Records
|---|

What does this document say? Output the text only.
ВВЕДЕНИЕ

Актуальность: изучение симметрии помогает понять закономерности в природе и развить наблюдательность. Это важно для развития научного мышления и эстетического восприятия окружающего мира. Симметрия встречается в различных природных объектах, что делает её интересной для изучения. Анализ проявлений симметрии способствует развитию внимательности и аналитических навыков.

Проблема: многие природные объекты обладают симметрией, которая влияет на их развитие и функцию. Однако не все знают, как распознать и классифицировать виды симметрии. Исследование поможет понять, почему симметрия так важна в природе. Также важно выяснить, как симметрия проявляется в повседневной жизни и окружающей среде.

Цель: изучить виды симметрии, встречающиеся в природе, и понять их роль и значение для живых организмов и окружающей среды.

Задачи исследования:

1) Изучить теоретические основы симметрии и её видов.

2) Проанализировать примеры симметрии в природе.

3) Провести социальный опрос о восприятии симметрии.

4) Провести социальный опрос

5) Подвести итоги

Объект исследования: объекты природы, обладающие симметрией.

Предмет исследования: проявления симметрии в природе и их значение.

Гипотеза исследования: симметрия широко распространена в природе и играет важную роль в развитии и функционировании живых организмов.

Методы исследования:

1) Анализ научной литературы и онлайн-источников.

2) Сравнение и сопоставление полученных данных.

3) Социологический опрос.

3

|---|

**Problem requirements**
All of the material must be reproduced exactly.

**Result of the exercise**
What does this document say? Output the text only.
ВВЕДЕНИЕ

Актуальность: изучение симметрии помогает понять закономерности в природе и развить наблюдательность. Это важно для развития научного мышления и эстетического восприятия окружающего мира. Симметрия встречается в различных природных объектах, что делает её интересной для изучения. Анализ проявлений симметрии способствует развитию внимательности и аналитических навыков.

Проблема: многие природные объекты обладают симметрией, которая влияет на их развитие и функцию. Однако не все знают, как распознать и классифицировать виды симметрии. Исследование поможет понять, почему симметрия так важна в природе. Также важно выяснить, как симметрия проявляется в повседневной жизни и окружающей среде.

Цель: изучить виды симметрии, встречающиеся в природе, и понять их роль и значение для живых организмов и окружающей среды.

Задачи исследования:

1) Изучить теоретические основы симметрии и её видов.

2) Проанализировать примеры симметрии в природе.

3) Провести социальный опрос о восприятии симметрии.

4) Провести социальный опрос

5) Подвести итоги

Объект исследования: объекты природы, обладающие симметрией.

Предмет исследования: проявления симметрии в природе и их значение.

Гипотеза исследования: симметрия широко распространена в природе и играет важную роль в развитии и функционировании живых организмов.

Методы исследования:

1) Анализ научной литературы и онлайн-источников.

2) Сравнение и сопоставление полученных данных.

3) Социологический опрос.

3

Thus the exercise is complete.